» WHAT YOU ARE ASKED TO DO
Please print every record below exactly as it appears.

(Items from a data source)
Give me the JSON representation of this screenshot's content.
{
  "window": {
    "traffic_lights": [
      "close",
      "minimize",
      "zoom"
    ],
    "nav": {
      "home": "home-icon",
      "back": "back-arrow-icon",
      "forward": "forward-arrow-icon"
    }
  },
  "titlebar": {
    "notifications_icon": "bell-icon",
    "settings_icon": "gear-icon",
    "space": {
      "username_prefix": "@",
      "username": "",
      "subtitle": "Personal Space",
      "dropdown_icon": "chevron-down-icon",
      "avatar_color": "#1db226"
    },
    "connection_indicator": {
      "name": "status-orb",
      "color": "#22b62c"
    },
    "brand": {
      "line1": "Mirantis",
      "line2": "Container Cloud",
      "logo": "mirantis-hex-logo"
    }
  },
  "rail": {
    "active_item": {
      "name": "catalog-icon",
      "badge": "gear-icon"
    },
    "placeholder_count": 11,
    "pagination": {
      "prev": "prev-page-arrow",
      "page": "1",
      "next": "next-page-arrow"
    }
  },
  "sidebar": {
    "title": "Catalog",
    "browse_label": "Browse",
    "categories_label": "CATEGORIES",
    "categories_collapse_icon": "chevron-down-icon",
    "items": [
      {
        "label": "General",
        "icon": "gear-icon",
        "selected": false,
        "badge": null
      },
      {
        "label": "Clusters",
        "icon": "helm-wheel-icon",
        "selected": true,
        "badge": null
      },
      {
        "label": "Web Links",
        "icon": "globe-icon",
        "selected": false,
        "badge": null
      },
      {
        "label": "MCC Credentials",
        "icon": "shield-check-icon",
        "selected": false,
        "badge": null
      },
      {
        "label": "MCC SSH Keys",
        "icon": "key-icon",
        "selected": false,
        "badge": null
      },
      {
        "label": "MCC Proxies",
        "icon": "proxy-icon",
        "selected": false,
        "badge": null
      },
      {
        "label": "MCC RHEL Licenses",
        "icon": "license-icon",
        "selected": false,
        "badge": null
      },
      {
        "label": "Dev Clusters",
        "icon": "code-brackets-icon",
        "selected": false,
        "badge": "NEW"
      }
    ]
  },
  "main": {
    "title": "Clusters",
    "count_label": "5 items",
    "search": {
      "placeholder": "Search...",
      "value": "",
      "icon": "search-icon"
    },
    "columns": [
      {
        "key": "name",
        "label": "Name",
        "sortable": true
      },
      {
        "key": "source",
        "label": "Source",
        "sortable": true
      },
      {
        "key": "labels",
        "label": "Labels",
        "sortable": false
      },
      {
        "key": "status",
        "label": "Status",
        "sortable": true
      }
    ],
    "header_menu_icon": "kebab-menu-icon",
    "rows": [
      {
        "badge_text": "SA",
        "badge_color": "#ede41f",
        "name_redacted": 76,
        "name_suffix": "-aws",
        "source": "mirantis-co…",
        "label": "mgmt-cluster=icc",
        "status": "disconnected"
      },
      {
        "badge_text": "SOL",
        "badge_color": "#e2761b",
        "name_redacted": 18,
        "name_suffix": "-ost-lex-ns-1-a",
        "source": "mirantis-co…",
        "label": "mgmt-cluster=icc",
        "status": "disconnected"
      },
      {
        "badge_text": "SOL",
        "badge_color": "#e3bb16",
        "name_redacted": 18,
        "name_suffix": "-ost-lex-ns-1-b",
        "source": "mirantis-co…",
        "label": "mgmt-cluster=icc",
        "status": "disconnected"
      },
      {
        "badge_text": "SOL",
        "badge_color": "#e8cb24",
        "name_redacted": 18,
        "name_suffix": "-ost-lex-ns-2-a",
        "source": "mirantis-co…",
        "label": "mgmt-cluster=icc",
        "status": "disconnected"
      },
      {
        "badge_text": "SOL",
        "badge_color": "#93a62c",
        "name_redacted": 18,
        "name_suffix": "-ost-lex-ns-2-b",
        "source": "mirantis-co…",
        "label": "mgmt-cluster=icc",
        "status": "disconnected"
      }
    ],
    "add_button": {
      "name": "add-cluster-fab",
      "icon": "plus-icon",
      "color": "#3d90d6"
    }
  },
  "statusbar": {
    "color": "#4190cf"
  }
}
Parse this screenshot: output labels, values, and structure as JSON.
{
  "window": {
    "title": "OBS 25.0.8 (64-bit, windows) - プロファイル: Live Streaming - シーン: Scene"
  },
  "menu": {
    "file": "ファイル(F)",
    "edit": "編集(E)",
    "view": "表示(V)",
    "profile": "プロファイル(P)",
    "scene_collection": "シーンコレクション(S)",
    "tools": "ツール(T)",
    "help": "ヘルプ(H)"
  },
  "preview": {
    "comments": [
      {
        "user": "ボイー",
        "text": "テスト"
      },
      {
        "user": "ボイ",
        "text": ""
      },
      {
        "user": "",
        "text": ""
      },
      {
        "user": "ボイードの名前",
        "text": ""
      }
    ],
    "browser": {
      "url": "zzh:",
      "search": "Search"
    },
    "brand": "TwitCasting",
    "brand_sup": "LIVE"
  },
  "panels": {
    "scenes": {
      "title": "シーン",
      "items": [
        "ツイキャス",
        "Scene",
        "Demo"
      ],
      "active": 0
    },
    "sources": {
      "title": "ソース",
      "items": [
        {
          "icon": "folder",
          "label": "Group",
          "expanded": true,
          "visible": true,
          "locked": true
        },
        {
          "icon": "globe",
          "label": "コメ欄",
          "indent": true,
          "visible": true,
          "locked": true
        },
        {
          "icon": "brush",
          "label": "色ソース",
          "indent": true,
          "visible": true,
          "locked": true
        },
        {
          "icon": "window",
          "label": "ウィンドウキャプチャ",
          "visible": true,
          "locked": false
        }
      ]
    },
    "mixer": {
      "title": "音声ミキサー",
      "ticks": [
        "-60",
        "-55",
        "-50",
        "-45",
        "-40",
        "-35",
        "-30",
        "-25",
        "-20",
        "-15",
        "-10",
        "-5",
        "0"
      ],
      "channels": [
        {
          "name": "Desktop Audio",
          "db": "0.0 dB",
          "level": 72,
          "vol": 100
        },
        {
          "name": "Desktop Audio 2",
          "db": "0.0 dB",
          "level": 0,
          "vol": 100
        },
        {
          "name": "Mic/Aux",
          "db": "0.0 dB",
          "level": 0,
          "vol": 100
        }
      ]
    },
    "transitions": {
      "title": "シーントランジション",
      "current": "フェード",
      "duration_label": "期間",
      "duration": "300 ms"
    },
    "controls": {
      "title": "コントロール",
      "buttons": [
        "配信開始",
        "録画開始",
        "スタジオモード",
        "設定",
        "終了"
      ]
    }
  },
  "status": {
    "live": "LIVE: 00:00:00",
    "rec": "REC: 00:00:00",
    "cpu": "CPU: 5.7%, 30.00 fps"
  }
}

» RESULT BELOW
Give me the JSON representation of this screenshot's content.
{
  "window": {
    "traffic_lights": [
      "close",
      "minimize",
      "zoom"
    ],
    "nav": {
      "home": "home-icon",
      "back": "back-arrow-icon",
      "forward": "forward-arrow-icon"
    }
  },
  "titlebar": {
    "notifications_icon": "bell-icon",
    "settings_icon": "gear-icon",
    "space": {
      "username_prefix": "@",
      "username": "",
      "subtitle": "Personal Space",
      "dropdown_icon": "chevron-down-icon",
      "avatar_color": "#1db226"
    },
    "connection_indicator": {
      "name": "status-orb",
      "color": "#22b62c"
    },
    "brand": {
      "line1": "Mirantis",
      "line2": "Container Cloud",
      "logo": "mirantis-hex-logo"
    }
  },
  "rail": {
    "active_item": {
      "name": "catalog-icon",
      "badge": "gear-icon"
    },
    "placeholder_count": 11,
    "pagination": {
      "prev": "prev-page-arrow",
      "page": "1",
      "next": "next-page-arrow"
    }
  },
  "sidebar": {
    "title": "Catalog",
    "browse_label": "Browse",
    "categories_label": "CATEGORIES",
    "categories_collapse_icon": "chevron-down-icon",
    "items": [
      {
        "label": "General",
        "icon": "gear-icon",
        "selected": false,
        "badge": null
      },
      {
        "label": "Clusters",
        "icon": "helm-wheel-icon",
        "selected": true,
        "badge": null
      },
      {
        "label": "Web Links",
        "icon": "globe-icon",
        "selected": false,
        "badge": null
      },
      {
        "label": "MCC Credentials",
        "icon": "shield-check-icon",
        "selected": false,
        "badge": null
      },
      {
        "label": "MCC SSH Keys",
        "icon": "key-icon",
        "selected": false,
        "badge": null
      },
      {
        "label": "MCC Proxies",
        "icon": "proxy-icon",
        "selected": false,
        "badge": null
      },
      {
        "label": "MCC RHEL Licenses",
        "icon": "license-icon",
        "selected": false,
        "badge": null
      },
      {
        "label": "Dev Clusters",
        "icon": "code-brackets-icon",
        "selected": false,
        "badge": "NEW"
      }
    ]
  },
  "main": {
    "title": "Clusters",
    "count_label": "5 items",
    "search": {
      "placeholder": "Search...",
      "value": "",
      "icon": "search-icon"
    },
    "columns": [
      {
        "key": "name",
        "label": "Name",
        "sortable": true
      },
      {
        "key": "source",
        "label": "Source",
        "sortable": true
      },
      {
        "key": "labels",
        "label": "Labels",
        "sortable": false
      },
      {
        "key": "status",
        "label": "Status",
        "sortable": true
      }
    ],
    "header_menu_icon": "kebab-menu-icon",
    "rows": [
      {
        "badge_text": "SA",
        "badge_color": "#ede41f",
        "name_redacted": 76,
        "name_suffix": "-aws",
        "source": "mirantis-co…",
        "label": "mgmt-cluster=icc",
        "status": "disconnected"
      },
      {
        "badge_text": "SOL",
        "badge_color": "#e2761b",
        "name_redacted": 18,
        "name_suffix": "-ost-lex-ns-1-a",
        "source": "mirantis-co…",
        "label": "mgmt-cluster=icc",
        "status": "disconnected"
      },
      {
        "badge_text": "SOL",
        "badge_color": "#e3bb16",
        "name_redacted": 18,
        "name_suffix": "-ost-lex-ns-1-b",
        "source": "mirantis-co…",
        "label": "mgmt-cluster=icc",
        "status": "disconnected"
      },
      {
        "badge_text": "SOL",
        "badge_color": "#e8cb24",
        "name_redacted": 18,
        "name_suffix": "-ost-lex-ns-2-a",
        "source": "mirantis-co…",
        "label": "mgmt-cluster=icc",
        "status": "disconnected"
      },
      {
        "badge_text": "SOL",
        "badge_color": "#93a62c",
        "name_redacted": 18,
        "name_suffix": "-ost-lex-ns-2-b",
        "source": "mirantis-co…",
        "label": "mgmt-cluster=icc",
        "status": "disconnected"
      }
    ],
    "add_button": {
      "name": "add-cluster-fab",
      "icon": "plus-icon",
      "color": "#3d90d6"
    }
  },
  "statusbar": {
    "color": "#4190cf"
  }
}
Parse this screenshot: output labels, values, and structure as JSON.
{
  "window": {
    "title": "OBS 25.0.8 (64-bit, windows) - プロファイル: Live Streaming - シーン: Scene"
  },
  "menu": {
    "file": "ファイル(F)",
    "edit": "編集(E)",
    "view": "表示(V)",
    "profile": "プロファイル(P)",
    "scene_collection": "シーンコレクション(S)",
    "tools": "ツール(T)",
    "help": "ヘルプ(H)"
  },
  "preview": {
    "comments": [
      {
        "user": "ボイー",
        "text": "テスト"
      },
      {
        "user": "ボイ",
        "text": ""
      },
      {
        "user": "",
        "text": ""
      },
      {
        "user": "ボイードの名前",
        "text": ""
      }
    ],
    "browser": {
      "url": "zzh:",
      "search": "Search"
    },
    "brand": "TwitCasting",
    "brand_sup": "LIVE"
  },
  "panels": {
    "scenes": {
      "title": "シーン",
      "items": [
        "ツイキャス",
        "Scene",
        "Demo"
      ],
      "active": 0
    },
    "sources": {
      "title": "ソース",
      "items": [
        {
          "icon": "folder",
          "label": "Group",
          "expanded": true,
          "visible": true,
          "locked": true
        },
        {
          "icon": "globe",
          "label": "コメ欄",
          "indent": true,
          "visible": true,
          "locked": true
        },
        {
          "icon": "brush",
          "label": "色ソース",
          "indent": true,
          "visible": true,
          "locked": true
        },
        {
          "icon": "window",
          "label": "ウィンドウキャプチャ",
          "visible": true,
          "locked": false
        }
      ]
    },
    "mixer": {
      "title": "音声ミキサー",
      "ticks": [
        "-60",
        "-55",
        "-50",
        "-45",
        "-40",
        "-35",
        "-30",
        "-25",
        "-20",
        "-15",
        "-10",
        "-5",
        "0"
      ],
      "channels": [
        {
          "name": "Desktop Audio",
          "db": "0.0 dB",
          "level": 72,
          "vol": 100
        },
        {
          "name": "Desktop Audio 2",
          "db": "0.0 dB",
          "level": 0,
          "vol": 100
        },
        {
          "name": "Mic/Aux",
          "db": "0.0 dB",
          "level": 0,
          "vol": 100
        }
      ]
    },
    "transitions": {
      "title": "シーントランジション",
      "current": "フェード",
      "duration_label": "期間",
      "duration": "300 ms"
    },
    "controls": {
      "title": "コントロール",
      "buttons": [
        "配信開始",
        "録画開始",
        "スタジオモード",
        "設定",
        "終了"
      ]
    }
  },
  "status": {
    "live": "LIVE: 00:00:00",
    "rec": "REC: 00:00:00",
    "cpu": "CPU: 5.7%, 30.00 fps"
  }
}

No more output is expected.